[Items listed in a dataset]
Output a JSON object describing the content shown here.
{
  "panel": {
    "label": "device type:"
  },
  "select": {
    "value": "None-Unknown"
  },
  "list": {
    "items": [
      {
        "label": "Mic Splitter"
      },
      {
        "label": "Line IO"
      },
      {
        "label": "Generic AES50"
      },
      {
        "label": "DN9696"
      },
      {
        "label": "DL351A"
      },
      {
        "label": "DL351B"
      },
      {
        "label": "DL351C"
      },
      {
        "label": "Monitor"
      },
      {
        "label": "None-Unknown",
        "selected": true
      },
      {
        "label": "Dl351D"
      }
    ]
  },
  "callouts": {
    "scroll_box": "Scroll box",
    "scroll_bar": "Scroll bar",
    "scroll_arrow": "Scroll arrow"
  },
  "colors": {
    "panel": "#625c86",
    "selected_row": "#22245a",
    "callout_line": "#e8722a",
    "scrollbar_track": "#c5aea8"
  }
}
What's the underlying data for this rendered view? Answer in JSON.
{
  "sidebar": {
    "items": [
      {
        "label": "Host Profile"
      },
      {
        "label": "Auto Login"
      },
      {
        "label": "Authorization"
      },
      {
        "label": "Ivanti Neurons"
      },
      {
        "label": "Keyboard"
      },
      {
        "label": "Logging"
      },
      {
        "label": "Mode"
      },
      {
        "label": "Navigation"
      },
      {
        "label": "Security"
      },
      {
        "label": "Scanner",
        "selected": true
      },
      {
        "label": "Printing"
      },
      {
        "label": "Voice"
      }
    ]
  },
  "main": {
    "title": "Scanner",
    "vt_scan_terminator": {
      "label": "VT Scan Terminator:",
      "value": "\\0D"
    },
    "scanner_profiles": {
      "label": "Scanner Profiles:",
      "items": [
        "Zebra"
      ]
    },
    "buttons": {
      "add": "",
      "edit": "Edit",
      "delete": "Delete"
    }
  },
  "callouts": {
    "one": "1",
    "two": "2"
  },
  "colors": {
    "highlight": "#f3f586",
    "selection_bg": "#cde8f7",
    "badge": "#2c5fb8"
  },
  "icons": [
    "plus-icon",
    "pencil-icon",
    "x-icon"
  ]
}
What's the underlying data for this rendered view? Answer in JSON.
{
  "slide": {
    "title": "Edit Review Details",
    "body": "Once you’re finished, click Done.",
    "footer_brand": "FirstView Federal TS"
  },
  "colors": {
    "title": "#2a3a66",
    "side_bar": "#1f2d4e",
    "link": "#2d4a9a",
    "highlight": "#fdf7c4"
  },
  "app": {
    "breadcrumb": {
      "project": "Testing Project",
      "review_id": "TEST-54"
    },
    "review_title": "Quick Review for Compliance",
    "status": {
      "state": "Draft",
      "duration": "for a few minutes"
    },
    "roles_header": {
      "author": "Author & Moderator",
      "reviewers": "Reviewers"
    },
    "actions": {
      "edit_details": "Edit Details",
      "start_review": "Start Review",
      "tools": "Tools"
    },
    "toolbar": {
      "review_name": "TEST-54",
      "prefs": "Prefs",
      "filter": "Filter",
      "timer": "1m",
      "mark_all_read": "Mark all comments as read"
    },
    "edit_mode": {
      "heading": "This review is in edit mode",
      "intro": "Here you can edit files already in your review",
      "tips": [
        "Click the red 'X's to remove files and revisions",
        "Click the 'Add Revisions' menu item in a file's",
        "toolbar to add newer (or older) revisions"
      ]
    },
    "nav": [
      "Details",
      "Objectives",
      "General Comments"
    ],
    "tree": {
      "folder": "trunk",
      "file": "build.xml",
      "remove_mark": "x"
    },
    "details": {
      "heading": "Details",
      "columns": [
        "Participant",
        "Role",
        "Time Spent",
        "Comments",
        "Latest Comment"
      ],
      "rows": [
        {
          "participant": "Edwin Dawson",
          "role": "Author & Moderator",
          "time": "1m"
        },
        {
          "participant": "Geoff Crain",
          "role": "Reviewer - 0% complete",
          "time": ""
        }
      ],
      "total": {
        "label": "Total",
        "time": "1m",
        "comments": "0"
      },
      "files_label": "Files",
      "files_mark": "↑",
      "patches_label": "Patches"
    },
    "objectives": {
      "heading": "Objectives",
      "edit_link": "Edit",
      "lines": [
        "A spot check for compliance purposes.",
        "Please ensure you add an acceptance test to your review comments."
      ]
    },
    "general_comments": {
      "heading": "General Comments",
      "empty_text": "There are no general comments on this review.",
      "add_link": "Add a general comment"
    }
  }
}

Given exercise → Each line of the material above must be retyped precisely.

Finished task →
Output a JSON object describing the content shown here.
{
  "panel": {
    "label": "device type:"
  },
  "select": {
    "value": "None-Unknown"
  },
  "list": {
    "items": [
      {
        "label": "Mic Splitter"
      },
      {
        "label": "Line IO"
      },
      {
        "label": "Generic AES50"
      },
      {
        "label": "DN9696"
      },
      {
        "label": "DL351A"
      },
      {
        "label": "DL351B"
      },
      {
        "label": "DL351C"
      },
      {
        "label": "Monitor"
      },
      {
        "label": "None-Unknown",
        "selected": true
      },
      {
        "label": "Dl351D"
      }
    ]
  },
  "callouts": {
    "scroll_box": "Scroll box",
    "scroll_bar": "Scroll bar",
    "scroll_arrow": "Scroll arrow"
  },
  "colors": {
    "panel": "#625c86",
    "selected_row": "#22245a",
    "callout_line": "#e8722a",
    "scrollbar_track": "#c5aea8"
  }
}
What's the underlying data for this rendered view? Answer in JSON.
{
  "sidebar": {
    "items": [
      {
        "label": "Host Profile"
      },
      {
        "label": "Auto Login"
      },
      {
        "label": "Authorization"
      },
      {
        "label": "Ivanti Neurons"
      },
      {
        "label": "Keyboard"
      },
      {
        "label": "Logging"
      },
      {
        "label": "Mode"
      },
      {
        "label": "Navigation"
      },
      {
        "label": "Security"
      },
      {
        "label": "Scanner",
        "selected": true
      },
      {
        "label": "Printing"
      },
      {
        "label": "Voice"
      }
    ]
  },
  "main": {
    "title": "Scanner",
    "vt_scan_terminator": {
      "label": "VT Scan Terminator:",
      "value": "\\0D"
    },
    "scanner_profiles": {
      "label": "Scanner Profiles:",
      "items": [
        "Zebra"
      ]
    },
    "buttons": {
      "add": "",
      "edit": "Edit",
      "delete": "Delete"
    }
  },
  "callouts": {
    "one": "1",
    "two": "2"
  },
  "colors": {
    "highlight": "#f3f586",
    "selection_bg": "#cde8f7",
    "badge": "#2c5fb8"
  },
  "icons": [
    "plus-icon",
    "pencil-icon",
    "x-icon"
  ]
}
What's the underlying data for this rendered view? Answer in JSON.
{
  "slide": {
    "title": "Edit Review Details",
    "body": "Once you’re finished, click Done.",
    "footer_brand": "FirstView Federal TS"
  },
  "colors": {
    "title": "#2a3a66",
    "side_bar": "#1f2d4e",
    "link": "#2d4a9a",
    "highlight": "#fdf7c4"
  },
  "app": {
    "breadcrumb": {
      "project": "Testing Project",
      "review_id": "TEST-54"
    },
    "review_title": "Quick Review for Compliance",
    "status": {
      "state": "Draft",
      "duration": "for a few minutes"
    },
    "roles_header": {
      "author": "Author & Moderator",
      "reviewers": "Reviewers"
    },
    "actions": {
      "edit_details": "Edit Details",
      "start_review": "Start Review",
      "tools": "Tools"
    },
    "toolbar": {
      "review_name": "TEST-54",
      "prefs": "Prefs",
      "filter": "Filter",
      "timer": "1m",
      "mark_all_read": "Mark all comments as read"
    },
    "edit_mode": {
      "heading": "This review is in edit mode",
      "intro": "Here you can edit files already in your review",
      "tips": [
        "Click the red 'X's to remove files and revisions",
        "Click the 'Add Revisions' menu item in a file's",
        "toolbar to add newer (or older) revisions"
      ]
    },
    "nav": [
      "Details",
      "Objectives",
      "General Comments"
    ],
    "tree": {
      "folder": "trunk",
      "file": "build.xml",
      "remove_mark": "x"
    },
    "details": {
      "heading": "Details",
      "columns": [
        "Participant",
        "Role",
        "Time Spent",
        "Comments",
        "Latest Comment"
      ],
      "rows": [
        {
          "participant": "Edwin Dawson",
          "role": "Author & Moderator",
          "time": "1m"
        },
        {
          "participant": "Geoff Crain",
          "role": "Reviewer - 0% complete",
          "time": ""
        }
      ],
      "total": {
        "label": "Total",
        "time": "1m",
        "comments": "0"
      },
      "files_label": "Files",
      "files_mark": "↑",
      "patches_label": "Patches"
    },
    "objectives": {
      "heading": "Objectives",
      "edit_link": "Edit",
      "lines": [
        "A spot check for compliance purposes.",
        "Please ensure you add an acceptance test to your review comments."
      ]
    },
    "general_comments": {
      "heading": "General Comments",
      "empty_text": "There are no general comments on this review.",
      "add_link": "Add a general comment"
    }
  }
}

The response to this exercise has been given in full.